[Entries from a dataset]

────────────────────────────────────────

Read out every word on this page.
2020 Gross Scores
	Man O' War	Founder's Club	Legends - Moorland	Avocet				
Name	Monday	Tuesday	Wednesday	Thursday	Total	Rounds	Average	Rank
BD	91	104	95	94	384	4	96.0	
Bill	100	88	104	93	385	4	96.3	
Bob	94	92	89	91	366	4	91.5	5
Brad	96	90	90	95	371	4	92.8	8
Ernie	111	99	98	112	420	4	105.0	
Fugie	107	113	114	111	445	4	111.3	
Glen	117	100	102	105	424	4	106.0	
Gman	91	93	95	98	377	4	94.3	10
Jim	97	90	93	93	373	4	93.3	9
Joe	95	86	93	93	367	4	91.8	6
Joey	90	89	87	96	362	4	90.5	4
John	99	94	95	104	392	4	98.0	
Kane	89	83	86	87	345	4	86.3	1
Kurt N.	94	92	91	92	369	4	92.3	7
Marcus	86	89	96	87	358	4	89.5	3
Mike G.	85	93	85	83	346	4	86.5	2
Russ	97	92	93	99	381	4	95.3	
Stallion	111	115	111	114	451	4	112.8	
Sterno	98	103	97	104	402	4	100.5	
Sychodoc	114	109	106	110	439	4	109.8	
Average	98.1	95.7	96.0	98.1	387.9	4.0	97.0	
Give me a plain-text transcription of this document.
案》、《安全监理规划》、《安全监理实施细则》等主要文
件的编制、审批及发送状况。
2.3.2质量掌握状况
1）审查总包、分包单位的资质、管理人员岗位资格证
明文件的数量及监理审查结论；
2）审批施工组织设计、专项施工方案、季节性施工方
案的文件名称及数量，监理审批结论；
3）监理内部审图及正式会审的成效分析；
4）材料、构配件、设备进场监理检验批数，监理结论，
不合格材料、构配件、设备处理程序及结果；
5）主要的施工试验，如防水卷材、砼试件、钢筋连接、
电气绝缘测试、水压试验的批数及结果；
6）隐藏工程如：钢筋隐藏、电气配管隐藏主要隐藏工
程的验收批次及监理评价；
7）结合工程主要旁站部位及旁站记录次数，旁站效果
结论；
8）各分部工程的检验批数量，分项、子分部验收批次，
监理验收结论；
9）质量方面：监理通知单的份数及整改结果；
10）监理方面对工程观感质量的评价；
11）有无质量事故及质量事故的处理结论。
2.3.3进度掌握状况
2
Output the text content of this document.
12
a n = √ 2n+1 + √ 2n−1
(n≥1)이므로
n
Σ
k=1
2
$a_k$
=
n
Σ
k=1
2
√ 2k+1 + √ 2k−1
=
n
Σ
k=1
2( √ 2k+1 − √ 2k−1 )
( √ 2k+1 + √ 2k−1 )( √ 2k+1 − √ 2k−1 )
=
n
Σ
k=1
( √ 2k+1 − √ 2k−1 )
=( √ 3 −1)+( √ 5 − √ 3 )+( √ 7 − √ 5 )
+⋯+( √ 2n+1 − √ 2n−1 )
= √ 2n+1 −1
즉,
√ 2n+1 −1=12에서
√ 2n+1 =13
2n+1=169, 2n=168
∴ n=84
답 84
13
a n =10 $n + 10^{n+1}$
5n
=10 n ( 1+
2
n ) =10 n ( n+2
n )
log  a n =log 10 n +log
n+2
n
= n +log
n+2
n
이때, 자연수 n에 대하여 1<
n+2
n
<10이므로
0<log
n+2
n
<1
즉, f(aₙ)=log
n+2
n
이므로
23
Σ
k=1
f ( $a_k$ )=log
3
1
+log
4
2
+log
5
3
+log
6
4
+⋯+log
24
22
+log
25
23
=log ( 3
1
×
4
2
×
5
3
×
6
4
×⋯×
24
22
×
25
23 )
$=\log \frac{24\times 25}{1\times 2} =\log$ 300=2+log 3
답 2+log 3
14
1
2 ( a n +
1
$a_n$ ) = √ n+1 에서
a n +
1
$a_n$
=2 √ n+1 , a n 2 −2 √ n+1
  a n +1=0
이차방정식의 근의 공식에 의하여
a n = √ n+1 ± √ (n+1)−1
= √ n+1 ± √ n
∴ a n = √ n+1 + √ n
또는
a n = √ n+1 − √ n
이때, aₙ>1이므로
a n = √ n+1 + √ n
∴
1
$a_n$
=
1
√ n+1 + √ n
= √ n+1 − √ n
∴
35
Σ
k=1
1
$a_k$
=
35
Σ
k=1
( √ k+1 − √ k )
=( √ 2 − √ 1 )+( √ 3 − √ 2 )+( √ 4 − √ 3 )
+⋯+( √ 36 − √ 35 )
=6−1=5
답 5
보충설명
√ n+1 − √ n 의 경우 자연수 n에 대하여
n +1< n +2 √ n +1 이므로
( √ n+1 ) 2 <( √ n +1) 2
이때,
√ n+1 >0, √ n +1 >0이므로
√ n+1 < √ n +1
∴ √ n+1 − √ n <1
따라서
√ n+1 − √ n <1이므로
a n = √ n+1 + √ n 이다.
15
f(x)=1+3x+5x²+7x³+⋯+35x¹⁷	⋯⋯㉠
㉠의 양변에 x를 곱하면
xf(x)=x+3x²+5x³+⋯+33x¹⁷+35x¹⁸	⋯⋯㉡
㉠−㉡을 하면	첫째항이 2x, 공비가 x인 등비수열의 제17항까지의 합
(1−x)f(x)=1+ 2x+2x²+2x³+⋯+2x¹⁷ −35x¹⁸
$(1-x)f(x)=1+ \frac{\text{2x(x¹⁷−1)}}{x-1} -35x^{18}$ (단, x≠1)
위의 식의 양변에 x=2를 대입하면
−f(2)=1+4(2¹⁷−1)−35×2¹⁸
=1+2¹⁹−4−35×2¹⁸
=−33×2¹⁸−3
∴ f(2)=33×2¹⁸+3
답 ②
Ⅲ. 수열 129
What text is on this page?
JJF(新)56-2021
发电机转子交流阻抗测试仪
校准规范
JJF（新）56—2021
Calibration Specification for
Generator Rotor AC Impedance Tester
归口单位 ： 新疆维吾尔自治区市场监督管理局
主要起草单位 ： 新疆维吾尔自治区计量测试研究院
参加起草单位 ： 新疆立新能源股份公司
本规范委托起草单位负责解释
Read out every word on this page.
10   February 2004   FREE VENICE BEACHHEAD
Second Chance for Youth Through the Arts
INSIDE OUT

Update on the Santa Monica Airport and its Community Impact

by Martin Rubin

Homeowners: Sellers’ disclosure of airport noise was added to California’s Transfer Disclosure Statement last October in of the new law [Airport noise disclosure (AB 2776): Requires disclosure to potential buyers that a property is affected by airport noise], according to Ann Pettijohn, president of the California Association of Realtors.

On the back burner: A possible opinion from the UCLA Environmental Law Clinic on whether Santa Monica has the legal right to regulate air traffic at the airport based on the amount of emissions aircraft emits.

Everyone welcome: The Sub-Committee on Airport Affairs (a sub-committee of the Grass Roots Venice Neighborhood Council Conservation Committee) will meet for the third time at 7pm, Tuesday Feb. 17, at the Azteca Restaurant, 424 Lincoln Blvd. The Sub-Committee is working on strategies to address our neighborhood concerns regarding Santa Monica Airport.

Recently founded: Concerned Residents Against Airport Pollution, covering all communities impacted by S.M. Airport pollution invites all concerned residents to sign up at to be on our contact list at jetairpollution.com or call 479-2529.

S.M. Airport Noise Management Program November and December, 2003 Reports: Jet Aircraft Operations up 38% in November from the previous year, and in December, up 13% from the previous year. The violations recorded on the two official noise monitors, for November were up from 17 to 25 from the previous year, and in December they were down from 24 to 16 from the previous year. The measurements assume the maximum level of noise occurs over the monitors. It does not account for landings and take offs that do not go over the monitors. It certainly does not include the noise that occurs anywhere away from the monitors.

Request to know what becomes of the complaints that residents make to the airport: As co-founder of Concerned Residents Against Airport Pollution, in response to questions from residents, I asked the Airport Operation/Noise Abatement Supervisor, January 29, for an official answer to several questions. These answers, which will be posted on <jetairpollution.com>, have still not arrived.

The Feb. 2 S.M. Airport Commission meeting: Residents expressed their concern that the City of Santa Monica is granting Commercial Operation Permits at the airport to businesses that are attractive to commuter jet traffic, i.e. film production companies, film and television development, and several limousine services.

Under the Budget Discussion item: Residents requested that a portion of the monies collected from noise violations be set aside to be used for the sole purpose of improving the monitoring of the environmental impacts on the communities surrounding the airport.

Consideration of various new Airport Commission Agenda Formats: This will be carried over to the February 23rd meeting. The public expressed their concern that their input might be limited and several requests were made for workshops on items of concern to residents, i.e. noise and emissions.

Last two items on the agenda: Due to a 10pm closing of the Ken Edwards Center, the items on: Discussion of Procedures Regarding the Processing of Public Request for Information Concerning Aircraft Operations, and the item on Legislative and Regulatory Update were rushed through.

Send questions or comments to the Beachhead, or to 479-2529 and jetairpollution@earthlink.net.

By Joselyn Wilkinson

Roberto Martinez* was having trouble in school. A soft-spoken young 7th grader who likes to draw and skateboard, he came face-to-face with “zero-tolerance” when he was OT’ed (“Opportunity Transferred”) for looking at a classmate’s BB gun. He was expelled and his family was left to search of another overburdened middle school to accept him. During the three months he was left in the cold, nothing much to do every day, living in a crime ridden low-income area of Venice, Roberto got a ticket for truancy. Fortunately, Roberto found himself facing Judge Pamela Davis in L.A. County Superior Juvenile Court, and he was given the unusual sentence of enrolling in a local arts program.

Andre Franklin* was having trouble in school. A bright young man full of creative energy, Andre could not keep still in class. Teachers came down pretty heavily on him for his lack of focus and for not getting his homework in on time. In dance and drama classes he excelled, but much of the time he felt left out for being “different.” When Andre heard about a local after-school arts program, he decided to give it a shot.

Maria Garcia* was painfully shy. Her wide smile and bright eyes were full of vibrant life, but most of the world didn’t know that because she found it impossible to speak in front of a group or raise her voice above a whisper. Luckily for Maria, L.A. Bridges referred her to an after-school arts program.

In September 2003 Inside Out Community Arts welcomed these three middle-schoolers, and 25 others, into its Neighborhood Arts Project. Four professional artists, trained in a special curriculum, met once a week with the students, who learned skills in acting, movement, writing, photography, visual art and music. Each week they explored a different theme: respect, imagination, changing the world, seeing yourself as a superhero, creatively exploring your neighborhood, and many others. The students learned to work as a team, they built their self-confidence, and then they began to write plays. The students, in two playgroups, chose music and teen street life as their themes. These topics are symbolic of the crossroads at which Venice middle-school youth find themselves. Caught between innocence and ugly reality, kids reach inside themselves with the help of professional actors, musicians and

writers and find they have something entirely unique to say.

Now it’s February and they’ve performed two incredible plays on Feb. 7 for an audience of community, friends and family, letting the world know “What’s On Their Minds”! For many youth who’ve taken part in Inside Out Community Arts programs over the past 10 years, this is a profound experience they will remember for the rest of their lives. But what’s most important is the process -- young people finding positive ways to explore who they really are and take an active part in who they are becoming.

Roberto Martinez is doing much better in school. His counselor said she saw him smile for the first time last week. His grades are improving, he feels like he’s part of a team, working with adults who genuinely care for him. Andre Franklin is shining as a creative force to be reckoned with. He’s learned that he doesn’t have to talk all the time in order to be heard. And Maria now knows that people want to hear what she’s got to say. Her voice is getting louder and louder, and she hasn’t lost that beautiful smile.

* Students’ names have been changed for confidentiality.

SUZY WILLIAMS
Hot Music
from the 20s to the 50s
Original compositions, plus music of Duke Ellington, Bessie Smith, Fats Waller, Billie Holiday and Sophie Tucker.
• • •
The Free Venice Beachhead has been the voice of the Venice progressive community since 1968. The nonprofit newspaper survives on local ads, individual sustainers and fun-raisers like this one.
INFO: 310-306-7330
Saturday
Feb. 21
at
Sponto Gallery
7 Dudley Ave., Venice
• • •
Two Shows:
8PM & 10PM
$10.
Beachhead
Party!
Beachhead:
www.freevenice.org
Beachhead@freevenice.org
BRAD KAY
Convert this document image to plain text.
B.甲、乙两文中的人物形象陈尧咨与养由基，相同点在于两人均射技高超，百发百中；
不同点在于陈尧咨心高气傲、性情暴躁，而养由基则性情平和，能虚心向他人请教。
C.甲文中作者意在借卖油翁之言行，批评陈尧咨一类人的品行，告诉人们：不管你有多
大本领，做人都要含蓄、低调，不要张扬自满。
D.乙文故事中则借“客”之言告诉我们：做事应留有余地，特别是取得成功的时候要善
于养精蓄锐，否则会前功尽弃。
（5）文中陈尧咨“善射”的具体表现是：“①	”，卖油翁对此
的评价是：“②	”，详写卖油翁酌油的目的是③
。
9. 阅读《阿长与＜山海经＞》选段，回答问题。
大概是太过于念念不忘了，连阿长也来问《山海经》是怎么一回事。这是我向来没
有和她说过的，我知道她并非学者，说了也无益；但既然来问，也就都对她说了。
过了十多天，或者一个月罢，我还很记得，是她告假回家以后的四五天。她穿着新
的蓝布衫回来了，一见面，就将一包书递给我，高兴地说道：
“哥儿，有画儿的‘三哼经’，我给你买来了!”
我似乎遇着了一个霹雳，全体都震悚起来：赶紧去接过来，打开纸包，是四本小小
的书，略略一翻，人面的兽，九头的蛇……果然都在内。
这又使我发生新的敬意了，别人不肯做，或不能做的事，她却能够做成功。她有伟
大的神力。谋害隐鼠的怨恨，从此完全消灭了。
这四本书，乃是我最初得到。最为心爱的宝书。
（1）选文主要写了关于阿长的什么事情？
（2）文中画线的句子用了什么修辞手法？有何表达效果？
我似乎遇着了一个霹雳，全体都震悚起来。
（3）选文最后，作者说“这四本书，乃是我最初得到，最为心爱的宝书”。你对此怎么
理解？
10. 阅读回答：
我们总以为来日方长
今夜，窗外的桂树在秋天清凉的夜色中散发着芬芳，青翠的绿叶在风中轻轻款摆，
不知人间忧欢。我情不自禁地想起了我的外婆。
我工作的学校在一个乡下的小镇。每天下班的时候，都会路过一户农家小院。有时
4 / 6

────────────────────────────────────────

Which lines hold the word "improving"? Copy all of them.

▸ **Response to the exercise**
Under the Budget Discussion item: Residents requested that a portion of the monies collected from noise violations be set aside to be used for the sole purpose of improving the monitoring of the environmental impacts on the communities surrounding the airport.
Roberto Martinez is doing much better in school. His counselor said she saw him smile for the first time last week. His grades are improving, he feels like he’s part of a team, working with adults who genuinely care for him. Andre Franklin is shining as a creative force to be reckoned with. He’s learned that he doesn’t have to talk all the time in order to be heard. And Maria now knows that people want to hear what she’s got to say. Her voice is getting louder and louder, and she hasn’t lost that beautiful smile.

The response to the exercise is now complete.